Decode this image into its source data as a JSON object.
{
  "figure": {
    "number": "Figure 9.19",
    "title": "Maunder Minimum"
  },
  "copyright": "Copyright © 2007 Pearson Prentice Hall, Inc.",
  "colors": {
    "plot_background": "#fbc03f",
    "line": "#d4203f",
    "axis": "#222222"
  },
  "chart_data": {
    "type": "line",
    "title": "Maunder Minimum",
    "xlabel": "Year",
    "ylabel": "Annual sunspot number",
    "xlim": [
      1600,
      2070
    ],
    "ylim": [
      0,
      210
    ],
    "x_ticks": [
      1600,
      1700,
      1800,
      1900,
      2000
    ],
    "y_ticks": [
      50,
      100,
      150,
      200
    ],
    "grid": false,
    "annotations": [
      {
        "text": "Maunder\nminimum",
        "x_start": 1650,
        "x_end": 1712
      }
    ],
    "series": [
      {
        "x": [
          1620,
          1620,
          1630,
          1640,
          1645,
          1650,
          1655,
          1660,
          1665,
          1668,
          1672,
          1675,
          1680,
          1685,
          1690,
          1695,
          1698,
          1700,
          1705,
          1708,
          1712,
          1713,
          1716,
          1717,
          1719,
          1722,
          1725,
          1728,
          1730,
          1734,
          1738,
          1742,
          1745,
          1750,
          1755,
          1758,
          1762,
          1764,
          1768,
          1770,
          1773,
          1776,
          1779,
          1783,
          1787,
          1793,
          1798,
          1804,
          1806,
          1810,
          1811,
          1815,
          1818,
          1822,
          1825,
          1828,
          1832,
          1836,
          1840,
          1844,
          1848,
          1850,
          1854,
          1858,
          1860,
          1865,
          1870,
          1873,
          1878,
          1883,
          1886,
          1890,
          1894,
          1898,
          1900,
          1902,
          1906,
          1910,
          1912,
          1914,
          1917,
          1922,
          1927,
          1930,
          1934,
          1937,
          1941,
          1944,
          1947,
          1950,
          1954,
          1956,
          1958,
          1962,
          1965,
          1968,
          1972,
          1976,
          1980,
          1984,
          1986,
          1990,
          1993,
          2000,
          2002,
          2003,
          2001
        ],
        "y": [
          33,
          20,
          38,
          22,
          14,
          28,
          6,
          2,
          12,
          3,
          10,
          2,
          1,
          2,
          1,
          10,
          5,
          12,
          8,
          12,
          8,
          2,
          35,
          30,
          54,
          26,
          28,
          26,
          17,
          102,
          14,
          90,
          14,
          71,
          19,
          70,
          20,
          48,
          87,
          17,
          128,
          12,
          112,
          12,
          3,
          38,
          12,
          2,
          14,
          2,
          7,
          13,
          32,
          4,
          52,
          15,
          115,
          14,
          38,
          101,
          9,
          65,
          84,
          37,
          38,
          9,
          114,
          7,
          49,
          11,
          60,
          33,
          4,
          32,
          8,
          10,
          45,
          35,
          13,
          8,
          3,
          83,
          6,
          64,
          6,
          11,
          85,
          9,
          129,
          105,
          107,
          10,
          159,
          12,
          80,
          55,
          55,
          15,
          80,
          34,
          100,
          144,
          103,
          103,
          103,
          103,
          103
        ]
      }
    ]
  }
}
--------------------------------------------------
* Task goal: List the lines of the records where "title" occurs.

* Reply:
    "title": "Maunder Minimum"
    "title": "Maunder Minimum",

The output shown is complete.